* _What to work on_
Output the data below in full, byte for byte. Nothing may differ.

[start of Excerpted records]

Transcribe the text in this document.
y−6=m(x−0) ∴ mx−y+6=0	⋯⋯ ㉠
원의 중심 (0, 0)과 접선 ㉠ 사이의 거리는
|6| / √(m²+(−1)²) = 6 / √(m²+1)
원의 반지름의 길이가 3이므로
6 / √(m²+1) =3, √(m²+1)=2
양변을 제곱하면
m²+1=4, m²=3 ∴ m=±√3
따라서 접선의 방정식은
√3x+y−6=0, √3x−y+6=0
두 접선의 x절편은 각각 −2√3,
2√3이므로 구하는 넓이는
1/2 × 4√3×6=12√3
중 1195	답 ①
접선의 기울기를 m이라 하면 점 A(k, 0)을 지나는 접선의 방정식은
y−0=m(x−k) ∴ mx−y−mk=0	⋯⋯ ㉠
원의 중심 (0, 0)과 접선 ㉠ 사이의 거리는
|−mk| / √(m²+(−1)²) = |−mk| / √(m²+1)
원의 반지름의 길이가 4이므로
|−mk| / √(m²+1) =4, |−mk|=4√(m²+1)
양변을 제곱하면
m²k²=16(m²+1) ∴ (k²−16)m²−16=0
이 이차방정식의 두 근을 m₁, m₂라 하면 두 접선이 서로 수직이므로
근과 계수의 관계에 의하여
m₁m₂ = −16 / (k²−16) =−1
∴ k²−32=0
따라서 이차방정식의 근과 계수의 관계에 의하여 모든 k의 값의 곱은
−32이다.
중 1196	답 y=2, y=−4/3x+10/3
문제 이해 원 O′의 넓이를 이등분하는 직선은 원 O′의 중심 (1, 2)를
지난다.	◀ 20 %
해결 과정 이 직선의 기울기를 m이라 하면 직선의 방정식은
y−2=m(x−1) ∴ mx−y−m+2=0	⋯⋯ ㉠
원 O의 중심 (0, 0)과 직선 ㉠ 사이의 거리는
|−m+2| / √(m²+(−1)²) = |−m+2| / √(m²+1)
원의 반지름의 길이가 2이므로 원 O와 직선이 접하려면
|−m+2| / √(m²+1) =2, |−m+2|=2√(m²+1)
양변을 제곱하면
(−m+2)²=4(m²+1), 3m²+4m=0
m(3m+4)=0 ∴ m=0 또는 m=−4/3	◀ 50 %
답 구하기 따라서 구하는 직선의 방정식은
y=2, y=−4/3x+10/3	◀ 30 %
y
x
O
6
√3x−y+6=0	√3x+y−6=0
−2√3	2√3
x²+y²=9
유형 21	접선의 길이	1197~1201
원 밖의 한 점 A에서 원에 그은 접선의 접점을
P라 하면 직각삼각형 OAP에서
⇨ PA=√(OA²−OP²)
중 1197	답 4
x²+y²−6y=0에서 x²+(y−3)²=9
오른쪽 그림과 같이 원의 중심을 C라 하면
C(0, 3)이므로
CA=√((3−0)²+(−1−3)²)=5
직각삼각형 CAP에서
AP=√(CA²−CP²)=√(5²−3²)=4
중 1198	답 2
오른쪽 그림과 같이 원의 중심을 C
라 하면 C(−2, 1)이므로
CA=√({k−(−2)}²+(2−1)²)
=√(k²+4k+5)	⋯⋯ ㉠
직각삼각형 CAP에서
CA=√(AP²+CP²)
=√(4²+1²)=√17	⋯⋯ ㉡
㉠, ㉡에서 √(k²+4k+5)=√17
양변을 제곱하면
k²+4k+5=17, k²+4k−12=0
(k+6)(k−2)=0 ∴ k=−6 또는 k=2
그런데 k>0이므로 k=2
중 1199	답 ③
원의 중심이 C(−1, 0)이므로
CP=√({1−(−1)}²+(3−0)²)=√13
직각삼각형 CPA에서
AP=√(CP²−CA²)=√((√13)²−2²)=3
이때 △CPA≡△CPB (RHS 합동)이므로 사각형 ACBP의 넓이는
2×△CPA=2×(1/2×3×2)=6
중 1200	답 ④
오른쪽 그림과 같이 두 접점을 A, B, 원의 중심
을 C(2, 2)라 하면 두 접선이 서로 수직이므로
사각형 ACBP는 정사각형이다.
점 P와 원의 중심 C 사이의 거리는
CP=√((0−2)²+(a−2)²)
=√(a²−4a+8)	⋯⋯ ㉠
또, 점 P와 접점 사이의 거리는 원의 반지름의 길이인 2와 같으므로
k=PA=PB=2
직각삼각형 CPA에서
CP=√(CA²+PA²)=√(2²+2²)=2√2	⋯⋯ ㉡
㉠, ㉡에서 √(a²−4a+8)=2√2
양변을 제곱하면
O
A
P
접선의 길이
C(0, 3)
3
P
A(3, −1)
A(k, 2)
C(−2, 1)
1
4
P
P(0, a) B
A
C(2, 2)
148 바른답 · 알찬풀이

[end of Excerpted records]

* _Written reply_
Transcribe the text in this document.
y−6=m(x−0) ∴ mx−y+6=0	⋯⋯ ㉠
원의 중심 (0, 0)과 접선 ㉠ 사이의 거리는
|6| / √(m²+(−1)²) = 6 / √(m²+1)
원의 반지름의 길이가 3이므로
6 / √(m²+1) =3, √(m²+1)=2
양변을 제곱하면
m²+1=4, m²=3 ∴ m=±√3
따라서 접선의 방정식은
√3x+y−6=0, √3x−y+6=0
두 접선의 x절편은 각각 −2√3,
2√3이므로 구하는 넓이는
1/2 × 4√3×6=12√3
중 1195	답 ①
접선의 기울기를 m이라 하면 점 A(k, 0)을 지나는 접선의 방정식은
y−0=m(x−k) ∴ mx−y−mk=0	⋯⋯ ㉠
원의 중심 (0, 0)과 접선 ㉠ 사이의 거리는
|−mk| / √(m²+(−1)²) = |−mk| / √(m²+1)
원의 반지름의 길이가 4이므로
|−mk| / √(m²+1) =4, |−mk|=4√(m²+1)
양변을 제곱하면
m²k²=16(m²+1) ∴ (k²−16)m²−16=0
이 이차방정식의 두 근을 m₁, m₂라 하면 두 접선이 서로 수직이므로
근과 계수의 관계에 의하여
m₁m₂ = −16 / (k²−16) =−1
∴ k²−32=0
따라서 이차방정식의 근과 계수의 관계에 의하여 모든 k의 값의 곱은
−32이다.
중 1196	답 y=2, y=−4/3x+10/3
문제 이해 원 O′의 넓이를 이등분하는 직선은 원 O′의 중심 (1, 2)를
지난다.	◀ 20 %
해결 과정 이 직선의 기울기를 m이라 하면 직선의 방정식은
y−2=m(x−1) ∴ mx−y−m+2=0	⋯⋯ ㉠
원 O의 중심 (0, 0)과 직선 ㉠ 사이의 거리는
|−m+2| / √(m²+(−1)²) = |−m+2| / √(m²+1)
원의 반지름의 길이가 2이므로 원 O와 직선이 접하려면
|−m+2| / √(m²+1) =2, |−m+2|=2√(m²+1)
양변을 제곱하면
(−m+2)²=4(m²+1), 3m²+4m=0
m(3m+4)=0 ∴ m=0 또는 m=−4/3	◀ 50 %
답 구하기 따라서 구하는 직선의 방정식은
y=2, y=−4/3x+10/3	◀ 30 %
y
x
O
6
√3x−y+6=0	√3x+y−6=0
−2√3	2√3
x²+y²=9
유형 21	접선의 길이	1197~1201
원 밖의 한 점 A에서 원에 그은 접선의 접점을
P라 하면 직각삼각형 OAP에서
⇨ PA=√(OA²−OP²)
중 1197	답 4
x²+y²−6y=0에서 x²+(y−3)²=9
오른쪽 그림과 같이 원의 중심을 C라 하면
C(0, 3)이므로
CA=√((3−0)²+(−1−3)²)=5
직각삼각형 CAP에서
AP=√(CA²−CP²)=√(5²−3²)=4
중 1198	답 2
오른쪽 그림과 같이 원의 중심을 C
라 하면 C(−2, 1)이므로
CA=√({k−(−2)}²+(2−1)²)
=√(k²+4k+5)	⋯⋯ ㉠
직각삼각형 CAP에서
CA=√(AP²+CP²)
=√(4²+1²)=√17	⋯⋯ ㉡
㉠, ㉡에서 √(k²+4k+5)=√17
양변을 제곱하면
k²+4k+5=17, k²+4k−12=0
(k+6)(k−2)=0 ∴ k=−6 또는 k=2
그런데 k>0이므로 k=2
중 1199	답 ③
원의 중심이 C(−1, 0)이므로
CP=√({1−(−1)}²+(3−0)²)=√13
직각삼각형 CPA에서
AP=√(CP²−CA²)=√((√13)²−2²)=3
이때 △CPA≡△CPB (RHS 합동)이므로 사각형 ACBP의 넓이는
2×△CPA=2×(1/2×3×2)=6
중 1200	답 ④
오른쪽 그림과 같이 두 접점을 A, B, 원의 중심
을 C(2, 2)라 하면 두 접선이 서로 수직이므로
사각형 ACBP는 정사각형이다.
점 P와 원의 중심 C 사이의 거리는
CP=√((0−2)²+(a−2)²)
=√(a²−4a+8)	⋯⋯ ㉠
또, 점 P와 접점 사이의 거리는 원의 반지름의 길이인 2와 같으므로
k=PA=PB=2
직각삼각형 CPA에서
CP=√(CA²+PA²)=√(2²+2²)=2√2	⋯⋯ ㉡
㉠, ㉡에서 √(a²−4a+8)=2√2
양변을 제곱하면
O
A
P
접선의 길이
C(0, 3)
3
P
A(3, −1)
A(k, 2)
C(−2, 1)
1
4
P
P(0, a) B
A
C(2, 2)
148 바른답 · 알찬풀이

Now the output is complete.